◆ Stated problem: Copy all lines below exactly as written. Leave pictures out.
------------------------------------
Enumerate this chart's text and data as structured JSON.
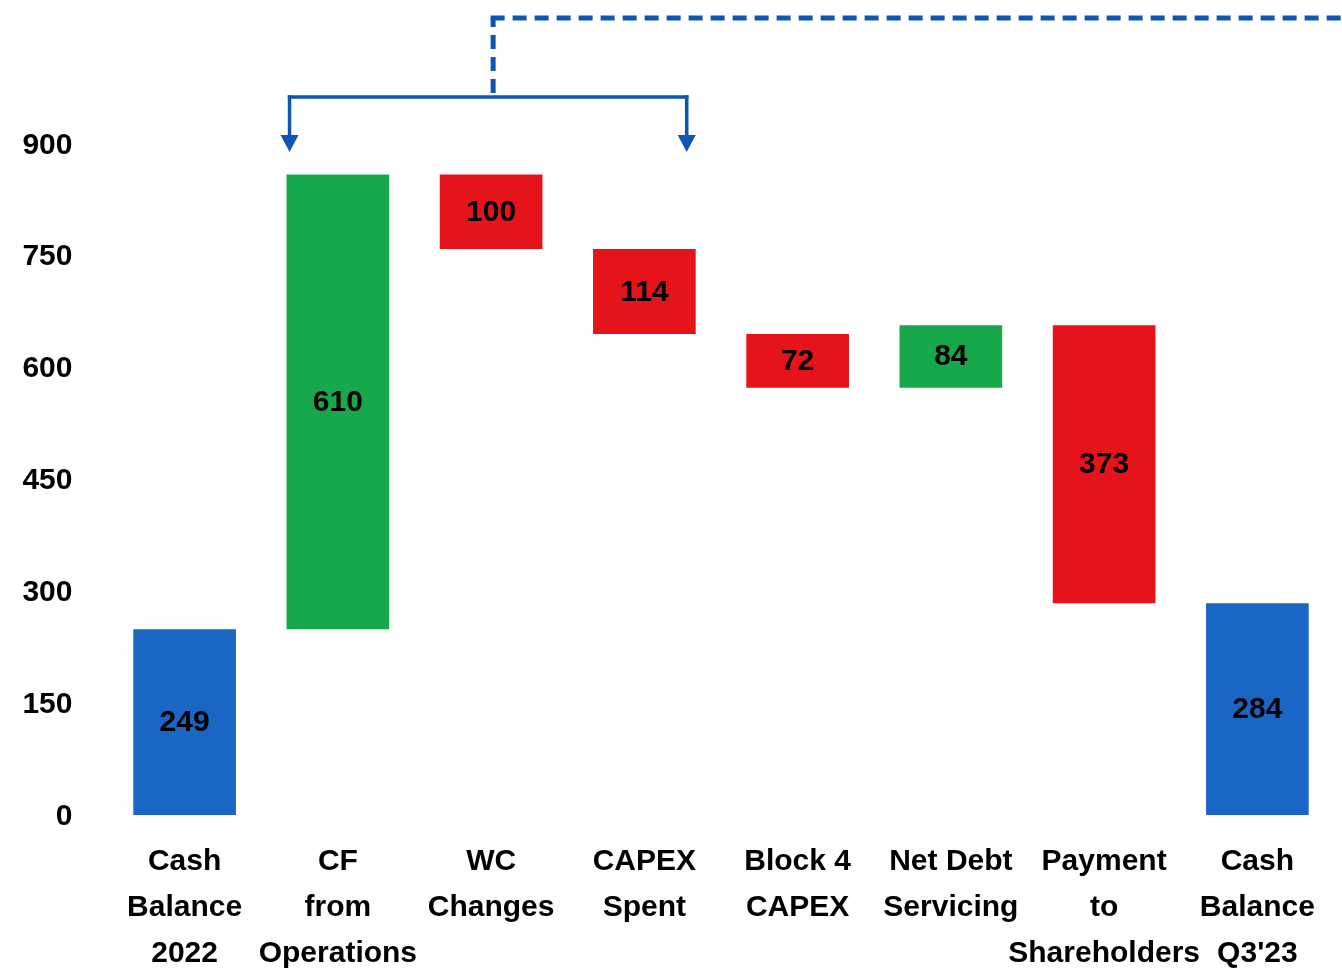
{
  "chart_data": {
    "type": "bar",
    "categories": [
      "Cash\nBalance\n2022",
      "CF\nfrom\nOperations",
      "WC\nChanges",
      "CAPEX\nSpent",
      "Block 4\nCAPEX",
      "Net Debt\nServicing",
      "Payment\nto\nShareholders",
      "Cash\nBalance\nQ3'23"
    ],
    "values": [
      249,
      610,
      100,
      114,
      72,
      84,
      373,
      284
    ],
    "base": [
      0,
      249,
      759,
      645,
      573,
      573,
      284,
      0
    ],
    "colors": [
      "#1a66c4",
      "#16a84a",
      "#e5141a",
      "#e5141a",
      "#e5141a",
      "#16a84a",
      "#e5141a",
      "#1a66c4"
    ],
    "ylim": [
      0,
      900
    ],
    "yticks": [
      0,
      150,
      300,
      450,
      600,
      750,
      900
    ],
    "data_labels": true
  }
}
------------------------------------
◆ Answer to the problem:
Enumerate this chart's text and data as structured JSON.
{
  "chart_data": {
    "type": "bar",
    "categories": [
      "Cash\nBalance\n2022",
      "CF\nfrom\nOperations",
      "WC\nChanges",
      "CAPEX\nSpent",
      "Block 4\nCAPEX",
      "Net Debt\nServicing",
      "Payment\nto\nShareholders",
      "Cash\nBalance\nQ3'23"
    ],
    "values": [
      249,
      610,
      100,
      114,
      72,
      84,
      373,
      284
    ],
    "base": [
      0,
      249,
      759,
      645,
      573,
      573,
      284,
      0
    ],
    "colors": [
      "#1a66c4",
      "#16a84a",
      "#e5141a",
      "#e5141a",
      "#e5141a",
      "#16a84a",
      "#e5141a",
      "#1a66c4"
    ],
    "ylim": [
      0,
      900
    ],
    "yticks": [
      0,
      150,
      300,
      450,
      600,
      750,
      900
    ],
    "data_labels": true
  }
}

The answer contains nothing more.